▶ **AIM**
Return all of the data exactly as written, without the pictures.

━━ PROVIDED RECORDS ━━

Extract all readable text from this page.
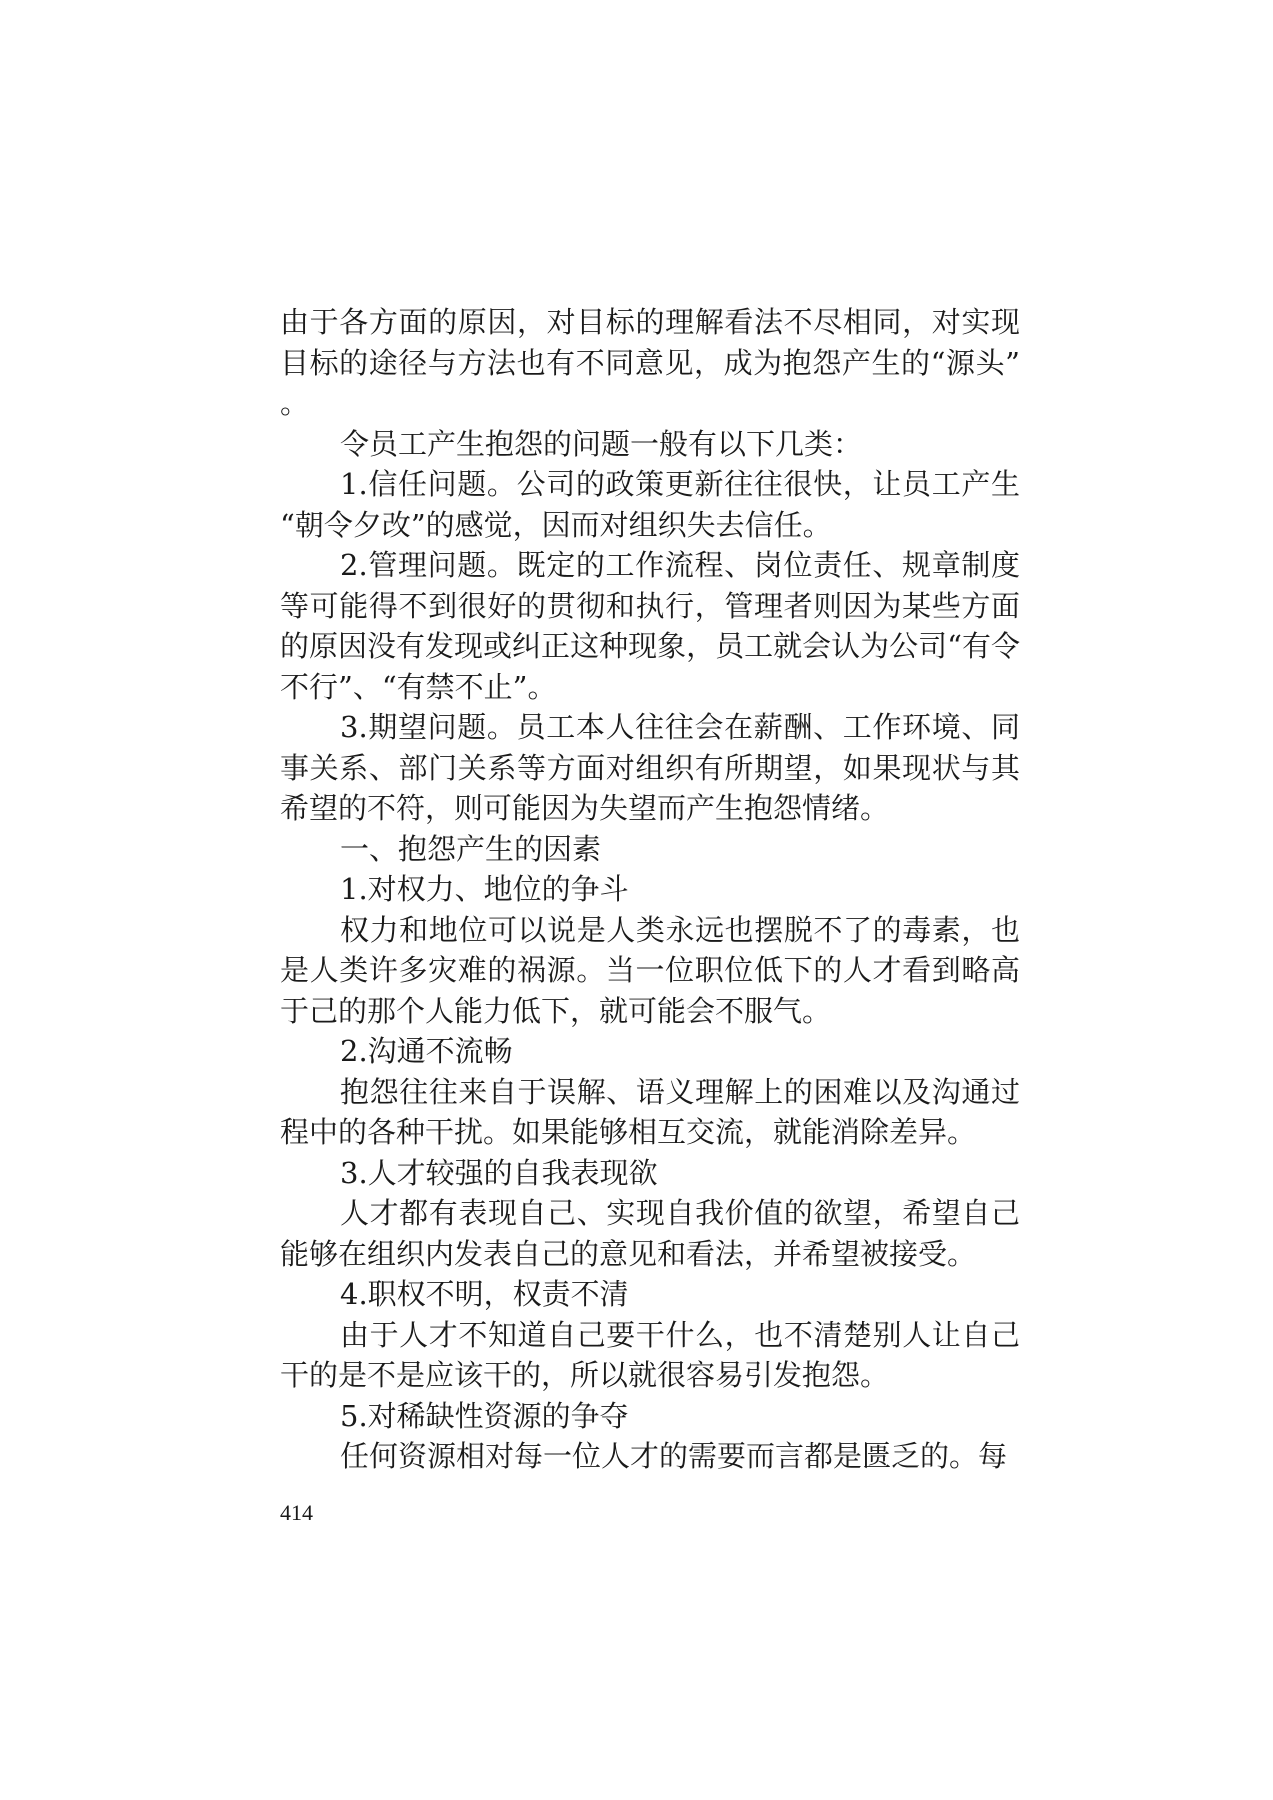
由于各方面的原因，对目标的理解看法不尽相同，对实现目标的途径与方法也有不同意见，成为抱怨产生的“源头”。

令员工产生抱怨的问题一般有以下几类：

1.信任问题。公司的政策更新往往很快，让员工产生“朝令夕改”的感觉，因而对组织失去信任。

2.管理问题。既定的工作流程、岗位责任、规章制度等可能得不到很好的贯彻和执行，管理者则因为某些方面的原因没有发现或纠正这种现象，员工就会认为公司“有令不行”、“有禁不止”。

3.期望问题。员工本人往往会在薪酬、工作环境、同事关系、部门关系等方面对组织有所期望，如果现状与其希望的不符，则可能因为失望而产生抱怨情绪。

一、抱怨产生的因素

1.对权力、地位的争斗

权力和地位可以说是人类永远也摆脱不了的毒素，也是人类许多灾难的祸源。当一位职位低下的人才看到略高于己的那个人能力低下，就可能会不服气。

2.沟通不流畅

抱怨往往来自于误解、语义理解上的困难以及沟通过程中的各种干扰。如果能够相互交流，就能消除差异。

3.人才较强的自我表现欲

人才都有表现自己、实现自我价值的欲望，希望自己能够在组织内发表自己的意见和看法，并希望被接受。

4.职权不明，权责不清

由于人才不知道自己要干什么，也不清楚别人让自己干的是不是应该干的，所以就很容易引发抱怨。

5.对稀缺性资源的争夺

任何资源相对每一位人才的需要而言都是匮乏的。每

414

━━━

▶ **RESPONSE FOR THIS EXERCISE**
Extract all readable text from this page.
由于各方面的原因，对目标的理解看法不尽相同，对实现目标的途径与方法也有不同意见，成为抱怨产生的“源头”。

令员工产生抱怨的问题一般有以下几类：

1.信任问题。公司的政策更新往往很快，让员工产生“朝令夕改”的感觉，因而对组织失去信任。

2.管理问题。既定的工作流程、岗位责任、规章制度等可能得不到很好的贯彻和执行，管理者则因为某些方面的原因没有发现或纠正这种现象，员工就会认为公司“有令不行”、“有禁不止”。

3.期望问题。员工本人往往会在薪酬、工作环境、同事关系、部门关系等方面对组织有所期望，如果现状与其希望的不符，则可能因为失望而产生抱怨情绪。

一、抱怨产生的因素

1.对权力、地位的争斗

权力和地位可以说是人类永远也摆脱不了的毒素，也是人类许多灾难的祸源。当一位职位低下的人才看到略高于己的那个人能力低下，就可能会不服气。

2.沟通不流畅

抱怨往往来自于误解、语义理解上的困难以及沟通过程中的各种干扰。如果能够相互交流，就能消除差异。

3.人才较强的自我表现欲

人才都有表现自己、实现自我价值的欲望，希望自己能够在组织内发表自己的意见和看法，并希望被接受。

4.职权不明，权责不清

由于人才不知道自己要干什么，也不清楚别人让自己干的是不是应该干的，所以就很容易引发抱怨。

5.对稀缺性资源的争夺

任何资源相对每一位人才的需要而言都是匮乏的。每

414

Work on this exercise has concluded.